# [DATASET ENTRIES]
Start
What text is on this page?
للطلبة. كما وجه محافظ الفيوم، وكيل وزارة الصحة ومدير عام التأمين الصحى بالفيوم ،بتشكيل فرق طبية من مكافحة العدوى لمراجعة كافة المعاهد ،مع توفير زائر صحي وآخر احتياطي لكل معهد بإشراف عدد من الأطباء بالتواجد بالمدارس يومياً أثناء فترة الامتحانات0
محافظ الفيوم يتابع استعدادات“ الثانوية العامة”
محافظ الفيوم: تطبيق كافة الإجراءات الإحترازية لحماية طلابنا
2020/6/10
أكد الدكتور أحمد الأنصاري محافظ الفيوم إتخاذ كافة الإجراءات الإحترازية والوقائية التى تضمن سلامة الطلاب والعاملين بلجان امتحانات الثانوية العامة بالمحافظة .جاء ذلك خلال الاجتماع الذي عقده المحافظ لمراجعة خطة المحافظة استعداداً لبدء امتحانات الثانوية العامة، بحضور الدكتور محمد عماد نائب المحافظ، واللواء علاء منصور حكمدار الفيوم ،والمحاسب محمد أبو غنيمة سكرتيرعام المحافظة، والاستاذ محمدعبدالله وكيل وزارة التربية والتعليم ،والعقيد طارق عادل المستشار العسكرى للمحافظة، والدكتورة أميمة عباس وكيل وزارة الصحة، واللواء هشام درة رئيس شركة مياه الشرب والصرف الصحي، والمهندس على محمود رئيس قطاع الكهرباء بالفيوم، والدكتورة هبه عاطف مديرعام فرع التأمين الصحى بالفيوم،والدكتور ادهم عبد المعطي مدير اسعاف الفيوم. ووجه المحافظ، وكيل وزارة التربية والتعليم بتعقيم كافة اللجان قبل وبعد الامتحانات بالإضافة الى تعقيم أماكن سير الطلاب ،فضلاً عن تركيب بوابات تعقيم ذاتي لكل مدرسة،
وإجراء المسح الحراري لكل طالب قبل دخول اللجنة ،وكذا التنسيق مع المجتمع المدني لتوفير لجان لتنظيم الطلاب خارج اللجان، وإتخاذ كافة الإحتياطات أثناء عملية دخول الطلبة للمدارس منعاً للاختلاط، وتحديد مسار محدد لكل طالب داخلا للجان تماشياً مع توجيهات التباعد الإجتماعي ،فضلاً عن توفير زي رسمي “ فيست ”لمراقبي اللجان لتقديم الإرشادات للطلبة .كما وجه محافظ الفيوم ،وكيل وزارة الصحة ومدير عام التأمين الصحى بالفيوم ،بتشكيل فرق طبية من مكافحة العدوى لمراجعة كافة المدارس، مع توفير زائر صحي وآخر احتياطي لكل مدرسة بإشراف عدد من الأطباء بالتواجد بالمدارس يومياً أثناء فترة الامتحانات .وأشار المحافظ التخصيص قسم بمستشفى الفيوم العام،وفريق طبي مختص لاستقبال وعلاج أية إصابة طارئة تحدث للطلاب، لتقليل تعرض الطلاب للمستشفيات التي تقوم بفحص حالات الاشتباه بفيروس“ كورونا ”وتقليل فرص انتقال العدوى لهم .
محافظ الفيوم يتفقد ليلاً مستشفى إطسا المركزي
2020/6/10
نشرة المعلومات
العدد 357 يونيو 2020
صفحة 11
End
# [WHAT YOU HAVE TO DO]
Quote all the records. Keep every word exact.

# [THE RESPONSE]
What text is on this page?
للطلبة. كما وجه محافظ الفيوم، وكيل وزارة الصحة ومدير عام التأمين الصحى بالفيوم ،بتشكيل فرق طبية من مكافحة العدوى لمراجعة كافة المعاهد ،مع توفير زائر صحي وآخر احتياطي لكل معهد بإشراف عدد من الأطباء بالتواجد بالمدارس يومياً أثناء فترة الامتحانات0
محافظ الفيوم يتابع استعدادات“ الثانوية العامة”
محافظ الفيوم: تطبيق كافة الإجراءات الإحترازية لحماية طلابنا
2020/6/10
أكد الدكتور أحمد الأنصاري محافظ الفيوم إتخاذ كافة الإجراءات الإحترازية والوقائية التى تضمن سلامة الطلاب والعاملين بلجان امتحانات الثانوية العامة بالمحافظة .جاء ذلك خلال الاجتماع الذي عقده المحافظ لمراجعة خطة المحافظة استعداداً لبدء امتحانات الثانوية العامة، بحضور الدكتور محمد عماد نائب المحافظ، واللواء علاء منصور حكمدار الفيوم ،والمحاسب محمد أبو غنيمة سكرتيرعام المحافظة، والاستاذ محمدعبدالله وكيل وزارة التربية والتعليم ،والعقيد طارق عادل المستشار العسكرى للمحافظة، والدكتورة أميمة عباس وكيل وزارة الصحة، واللواء هشام درة رئيس شركة مياه الشرب والصرف الصحي، والمهندس على محمود رئيس قطاع الكهرباء بالفيوم، والدكتورة هبه عاطف مديرعام فرع التأمين الصحى بالفيوم،والدكتور ادهم عبد المعطي مدير اسعاف الفيوم. ووجه المحافظ، وكيل وزارة التربية والتعليم بتعقيم كافة اللجان قبل وبعد الامتحانات بالإضافة الى تعقيم أماكن سير الطلاب ،فضلاً عن تركيب بوابات تعقيم ذاتي لكل مدرسة،
وإجراء المسح الحراري لكل طالب قبل دخول اللجنة ،وكذا التنسيق مع المجتمع المدني لتوفير لجان لتنظيم الطلاب خارج اللجان، وإتخاذ كافة الإحتياطات أثناء عملية دخول الطلبة للمدارس منعاً للاختلاط، وتحديد مسار محدد لكل طالب داخلا للجان تماشياً مع توجيهات التباعد الإجتماعي ،فضلاً عن توفير زي رسمي “ فيست ”لمراقبي اللجان لتقديم الإرشادات للطلبة .كما وجه محافظ الفيوم ،وكيل وزارة الصحة ومدير عام التأمين الصحى بالفيوم ،بتشكيل فرق طبية من مكافحة العدوى لمراجعة كافة المدارس، مع توفير زائر صحي وآخر احتياطي لكل مدرسة بإشراف عدد من الأطباء بالتواجد بالمدارس يومياً أثناء فترة الامتحانات .وأشار المحافظ التخصيص قسم بمستشفى الفيوم العام،وفريق طبي مختص لاستقبال وعلاج أية إصابة طارئة تحدث للطلاب، لتقليل تعرض الطلاب للمستشفيات التي تقوم بفحص حالات الاشتباه بفيروس“ كورونا ”وتقليل فرص انتقال العدوى لهم .
محافظ الفيوم يتفقد ليلاً مستشفى إطسا المركزي
2020/6/10
نشرة المعلومات
العدد 357 يونيو 2020
صفحة 11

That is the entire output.